_Task prompt:_
Wherever a line in the data below holds "well", copy that line.

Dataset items
.....

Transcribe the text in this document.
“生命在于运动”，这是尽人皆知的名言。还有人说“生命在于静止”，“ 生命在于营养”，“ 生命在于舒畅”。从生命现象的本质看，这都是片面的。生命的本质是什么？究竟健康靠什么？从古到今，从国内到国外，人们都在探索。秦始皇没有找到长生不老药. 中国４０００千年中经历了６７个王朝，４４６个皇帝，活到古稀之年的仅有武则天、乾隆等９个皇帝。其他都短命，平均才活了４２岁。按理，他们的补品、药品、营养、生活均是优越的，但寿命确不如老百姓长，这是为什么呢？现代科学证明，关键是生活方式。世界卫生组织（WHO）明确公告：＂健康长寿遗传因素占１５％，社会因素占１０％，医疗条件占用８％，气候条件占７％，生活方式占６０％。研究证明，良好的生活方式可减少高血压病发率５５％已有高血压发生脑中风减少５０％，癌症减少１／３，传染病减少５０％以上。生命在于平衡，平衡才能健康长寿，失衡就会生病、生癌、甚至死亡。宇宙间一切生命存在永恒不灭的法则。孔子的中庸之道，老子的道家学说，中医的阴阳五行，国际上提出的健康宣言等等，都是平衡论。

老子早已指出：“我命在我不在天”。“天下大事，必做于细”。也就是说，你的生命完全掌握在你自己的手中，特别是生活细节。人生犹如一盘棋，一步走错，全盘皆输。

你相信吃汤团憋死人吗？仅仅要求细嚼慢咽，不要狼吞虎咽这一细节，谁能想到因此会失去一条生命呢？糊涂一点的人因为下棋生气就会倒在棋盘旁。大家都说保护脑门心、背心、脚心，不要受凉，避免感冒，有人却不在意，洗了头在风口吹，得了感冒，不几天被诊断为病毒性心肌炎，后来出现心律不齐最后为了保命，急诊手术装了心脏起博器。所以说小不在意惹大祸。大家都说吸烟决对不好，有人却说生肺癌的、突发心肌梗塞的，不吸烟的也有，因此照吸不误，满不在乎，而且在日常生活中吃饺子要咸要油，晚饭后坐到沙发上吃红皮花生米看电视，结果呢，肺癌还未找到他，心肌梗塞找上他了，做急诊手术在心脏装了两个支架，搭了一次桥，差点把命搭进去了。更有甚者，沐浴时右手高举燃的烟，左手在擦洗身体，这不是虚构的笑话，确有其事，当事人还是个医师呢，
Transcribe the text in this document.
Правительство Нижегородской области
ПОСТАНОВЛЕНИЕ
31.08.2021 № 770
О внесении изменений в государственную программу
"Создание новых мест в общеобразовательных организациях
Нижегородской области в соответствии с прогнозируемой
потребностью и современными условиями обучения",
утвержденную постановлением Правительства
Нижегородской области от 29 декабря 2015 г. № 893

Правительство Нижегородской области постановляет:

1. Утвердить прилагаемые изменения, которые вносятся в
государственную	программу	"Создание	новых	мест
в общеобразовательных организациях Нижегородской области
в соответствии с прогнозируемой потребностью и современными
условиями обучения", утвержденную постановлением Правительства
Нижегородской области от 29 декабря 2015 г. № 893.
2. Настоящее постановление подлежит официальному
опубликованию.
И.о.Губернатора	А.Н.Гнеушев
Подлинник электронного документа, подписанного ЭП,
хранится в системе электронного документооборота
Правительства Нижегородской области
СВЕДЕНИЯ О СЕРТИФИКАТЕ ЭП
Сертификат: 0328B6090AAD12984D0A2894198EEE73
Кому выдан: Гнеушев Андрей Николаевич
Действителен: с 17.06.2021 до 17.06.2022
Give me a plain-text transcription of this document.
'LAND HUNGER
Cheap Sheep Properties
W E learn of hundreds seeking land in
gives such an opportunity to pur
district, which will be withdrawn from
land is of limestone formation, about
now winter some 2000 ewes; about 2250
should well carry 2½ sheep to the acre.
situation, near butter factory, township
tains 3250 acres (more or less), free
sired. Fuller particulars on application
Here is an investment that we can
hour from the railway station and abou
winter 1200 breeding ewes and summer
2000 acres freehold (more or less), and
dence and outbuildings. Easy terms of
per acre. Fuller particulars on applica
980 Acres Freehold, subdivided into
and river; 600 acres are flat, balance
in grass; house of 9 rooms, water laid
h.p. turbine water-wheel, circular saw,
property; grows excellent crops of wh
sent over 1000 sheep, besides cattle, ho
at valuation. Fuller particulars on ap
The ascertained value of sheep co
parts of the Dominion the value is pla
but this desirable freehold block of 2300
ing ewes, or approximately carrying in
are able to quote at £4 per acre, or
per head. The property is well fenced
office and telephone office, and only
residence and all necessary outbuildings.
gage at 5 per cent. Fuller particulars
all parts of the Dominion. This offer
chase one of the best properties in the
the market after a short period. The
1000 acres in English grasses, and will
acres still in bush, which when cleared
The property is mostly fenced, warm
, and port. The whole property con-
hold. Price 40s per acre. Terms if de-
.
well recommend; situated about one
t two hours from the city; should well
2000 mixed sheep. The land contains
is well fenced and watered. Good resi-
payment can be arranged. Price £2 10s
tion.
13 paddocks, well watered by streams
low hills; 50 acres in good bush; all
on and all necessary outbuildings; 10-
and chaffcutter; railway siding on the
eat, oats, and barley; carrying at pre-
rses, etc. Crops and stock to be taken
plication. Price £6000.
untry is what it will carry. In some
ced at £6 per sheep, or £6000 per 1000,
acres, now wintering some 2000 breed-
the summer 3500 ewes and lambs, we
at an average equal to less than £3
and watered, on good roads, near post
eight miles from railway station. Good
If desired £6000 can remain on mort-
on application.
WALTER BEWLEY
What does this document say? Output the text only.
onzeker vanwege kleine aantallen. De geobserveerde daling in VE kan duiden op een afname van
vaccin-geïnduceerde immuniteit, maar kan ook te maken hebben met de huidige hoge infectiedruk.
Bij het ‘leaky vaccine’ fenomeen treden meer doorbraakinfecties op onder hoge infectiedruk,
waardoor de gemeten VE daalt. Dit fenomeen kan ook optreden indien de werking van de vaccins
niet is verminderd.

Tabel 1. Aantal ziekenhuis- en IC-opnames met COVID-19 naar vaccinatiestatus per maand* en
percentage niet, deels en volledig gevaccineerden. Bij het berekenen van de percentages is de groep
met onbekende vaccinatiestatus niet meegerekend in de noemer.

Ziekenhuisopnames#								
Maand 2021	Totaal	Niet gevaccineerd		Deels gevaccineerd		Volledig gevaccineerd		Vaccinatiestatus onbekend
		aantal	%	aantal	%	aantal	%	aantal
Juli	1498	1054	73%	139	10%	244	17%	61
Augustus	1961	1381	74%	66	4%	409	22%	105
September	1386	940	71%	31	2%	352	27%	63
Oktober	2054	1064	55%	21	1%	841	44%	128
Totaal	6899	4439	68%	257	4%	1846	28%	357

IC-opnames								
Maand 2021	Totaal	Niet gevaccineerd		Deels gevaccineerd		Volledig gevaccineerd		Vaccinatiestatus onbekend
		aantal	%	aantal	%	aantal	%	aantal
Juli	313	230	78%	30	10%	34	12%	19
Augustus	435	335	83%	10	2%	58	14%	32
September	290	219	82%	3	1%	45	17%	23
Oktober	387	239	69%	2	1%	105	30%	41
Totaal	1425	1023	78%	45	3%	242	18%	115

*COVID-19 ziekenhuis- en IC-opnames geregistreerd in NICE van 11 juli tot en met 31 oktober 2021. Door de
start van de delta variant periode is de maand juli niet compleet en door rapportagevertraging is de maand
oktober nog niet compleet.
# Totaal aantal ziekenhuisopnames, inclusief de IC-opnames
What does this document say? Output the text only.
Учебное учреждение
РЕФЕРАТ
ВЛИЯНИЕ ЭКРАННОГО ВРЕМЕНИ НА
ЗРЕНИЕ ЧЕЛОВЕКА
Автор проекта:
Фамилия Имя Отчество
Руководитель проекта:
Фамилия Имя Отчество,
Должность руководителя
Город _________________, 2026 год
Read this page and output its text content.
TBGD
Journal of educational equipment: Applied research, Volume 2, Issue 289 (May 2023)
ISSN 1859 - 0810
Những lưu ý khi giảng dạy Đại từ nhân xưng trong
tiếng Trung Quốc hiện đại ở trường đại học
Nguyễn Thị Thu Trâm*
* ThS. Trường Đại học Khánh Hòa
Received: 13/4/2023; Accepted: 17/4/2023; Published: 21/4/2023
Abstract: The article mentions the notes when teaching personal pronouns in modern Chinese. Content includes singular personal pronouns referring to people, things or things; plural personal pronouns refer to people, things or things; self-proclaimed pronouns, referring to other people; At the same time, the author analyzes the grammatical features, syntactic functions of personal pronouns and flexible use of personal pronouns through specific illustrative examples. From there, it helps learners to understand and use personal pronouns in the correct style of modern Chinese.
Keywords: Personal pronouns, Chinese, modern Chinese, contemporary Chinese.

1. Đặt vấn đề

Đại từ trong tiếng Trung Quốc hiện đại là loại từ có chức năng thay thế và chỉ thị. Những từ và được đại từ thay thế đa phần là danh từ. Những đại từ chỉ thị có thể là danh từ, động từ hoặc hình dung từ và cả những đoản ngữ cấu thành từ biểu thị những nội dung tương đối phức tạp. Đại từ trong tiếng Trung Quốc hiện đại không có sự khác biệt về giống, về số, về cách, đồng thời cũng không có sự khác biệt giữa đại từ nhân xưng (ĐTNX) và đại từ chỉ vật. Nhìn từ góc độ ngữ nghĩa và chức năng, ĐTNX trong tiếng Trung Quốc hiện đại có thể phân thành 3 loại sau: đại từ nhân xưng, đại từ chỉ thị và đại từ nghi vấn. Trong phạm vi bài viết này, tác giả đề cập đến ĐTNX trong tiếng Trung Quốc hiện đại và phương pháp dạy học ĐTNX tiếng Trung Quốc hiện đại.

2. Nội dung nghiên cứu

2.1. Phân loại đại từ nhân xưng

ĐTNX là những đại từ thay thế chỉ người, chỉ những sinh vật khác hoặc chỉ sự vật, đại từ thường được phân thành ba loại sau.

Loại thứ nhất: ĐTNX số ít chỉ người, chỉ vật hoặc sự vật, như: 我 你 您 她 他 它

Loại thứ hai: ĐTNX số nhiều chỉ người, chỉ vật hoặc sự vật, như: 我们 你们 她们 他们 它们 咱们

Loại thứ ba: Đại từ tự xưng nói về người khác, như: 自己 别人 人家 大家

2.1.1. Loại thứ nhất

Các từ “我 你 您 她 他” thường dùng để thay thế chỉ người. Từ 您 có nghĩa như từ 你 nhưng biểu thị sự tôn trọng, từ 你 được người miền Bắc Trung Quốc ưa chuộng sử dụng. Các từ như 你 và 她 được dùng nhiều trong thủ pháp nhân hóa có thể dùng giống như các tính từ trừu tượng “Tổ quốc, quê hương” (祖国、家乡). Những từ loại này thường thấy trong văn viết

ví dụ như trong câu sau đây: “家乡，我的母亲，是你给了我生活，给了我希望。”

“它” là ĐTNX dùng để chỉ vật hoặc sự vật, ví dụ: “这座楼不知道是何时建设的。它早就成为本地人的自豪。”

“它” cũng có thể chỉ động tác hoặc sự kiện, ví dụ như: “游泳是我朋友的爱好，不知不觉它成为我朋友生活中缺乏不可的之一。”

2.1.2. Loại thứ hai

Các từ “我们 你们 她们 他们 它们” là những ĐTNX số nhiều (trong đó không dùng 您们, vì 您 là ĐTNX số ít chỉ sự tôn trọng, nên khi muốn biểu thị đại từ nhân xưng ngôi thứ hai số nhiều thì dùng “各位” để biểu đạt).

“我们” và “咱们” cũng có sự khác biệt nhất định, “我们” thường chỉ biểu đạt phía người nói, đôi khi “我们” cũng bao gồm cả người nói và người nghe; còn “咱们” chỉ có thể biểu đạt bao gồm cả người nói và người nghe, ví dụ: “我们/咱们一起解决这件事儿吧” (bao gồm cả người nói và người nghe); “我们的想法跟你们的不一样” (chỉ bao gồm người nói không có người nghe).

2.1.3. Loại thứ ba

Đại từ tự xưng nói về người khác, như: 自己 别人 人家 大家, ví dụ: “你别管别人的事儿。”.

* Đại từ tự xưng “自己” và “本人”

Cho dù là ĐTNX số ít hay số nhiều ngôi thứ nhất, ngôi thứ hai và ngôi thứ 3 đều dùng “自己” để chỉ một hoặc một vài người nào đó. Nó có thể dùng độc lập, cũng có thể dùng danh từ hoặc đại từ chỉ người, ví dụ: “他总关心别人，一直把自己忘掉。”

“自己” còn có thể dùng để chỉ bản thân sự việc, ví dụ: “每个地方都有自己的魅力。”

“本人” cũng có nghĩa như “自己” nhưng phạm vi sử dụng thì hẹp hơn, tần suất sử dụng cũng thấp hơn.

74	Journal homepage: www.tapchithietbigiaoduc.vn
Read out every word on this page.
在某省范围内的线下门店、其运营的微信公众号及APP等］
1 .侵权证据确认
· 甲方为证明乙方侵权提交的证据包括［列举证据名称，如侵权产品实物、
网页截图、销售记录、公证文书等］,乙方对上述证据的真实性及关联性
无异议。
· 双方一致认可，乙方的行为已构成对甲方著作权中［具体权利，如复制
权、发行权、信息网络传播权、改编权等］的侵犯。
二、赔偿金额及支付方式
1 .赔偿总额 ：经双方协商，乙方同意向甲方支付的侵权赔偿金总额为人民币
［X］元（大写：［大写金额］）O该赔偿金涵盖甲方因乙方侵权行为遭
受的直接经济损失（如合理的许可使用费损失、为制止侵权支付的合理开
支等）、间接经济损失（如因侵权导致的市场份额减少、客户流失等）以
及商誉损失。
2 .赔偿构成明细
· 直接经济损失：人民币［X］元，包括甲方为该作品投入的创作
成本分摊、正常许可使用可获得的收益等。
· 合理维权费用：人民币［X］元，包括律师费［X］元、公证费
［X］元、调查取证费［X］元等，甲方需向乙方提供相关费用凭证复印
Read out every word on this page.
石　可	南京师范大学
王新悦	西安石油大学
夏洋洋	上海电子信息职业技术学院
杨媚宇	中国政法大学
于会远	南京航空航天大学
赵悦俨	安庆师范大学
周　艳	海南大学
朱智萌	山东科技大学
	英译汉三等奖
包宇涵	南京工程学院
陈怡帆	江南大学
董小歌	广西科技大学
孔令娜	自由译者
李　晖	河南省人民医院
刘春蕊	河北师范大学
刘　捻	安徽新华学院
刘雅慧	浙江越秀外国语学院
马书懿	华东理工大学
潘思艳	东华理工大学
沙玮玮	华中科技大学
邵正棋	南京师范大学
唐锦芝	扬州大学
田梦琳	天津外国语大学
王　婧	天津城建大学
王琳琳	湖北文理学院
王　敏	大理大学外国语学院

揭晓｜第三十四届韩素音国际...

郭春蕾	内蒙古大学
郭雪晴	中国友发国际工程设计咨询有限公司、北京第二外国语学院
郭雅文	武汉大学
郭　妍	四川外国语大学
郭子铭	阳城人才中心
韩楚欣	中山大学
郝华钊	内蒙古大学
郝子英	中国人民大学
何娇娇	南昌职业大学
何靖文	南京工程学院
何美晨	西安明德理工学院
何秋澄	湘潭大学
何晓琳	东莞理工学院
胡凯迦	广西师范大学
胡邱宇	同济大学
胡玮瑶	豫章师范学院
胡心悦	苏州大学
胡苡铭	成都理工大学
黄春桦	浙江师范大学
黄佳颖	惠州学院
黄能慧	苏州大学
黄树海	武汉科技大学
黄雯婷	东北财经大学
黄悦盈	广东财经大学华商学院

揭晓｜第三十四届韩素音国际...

.....

_The result:_
should well carry 2½ sheep to the acre.
per head. The property is well fenced
well recommend; situated about one
t two hours from the city; should well
is well fenced and watered. Good resi-
13 paddocks, well watered by streams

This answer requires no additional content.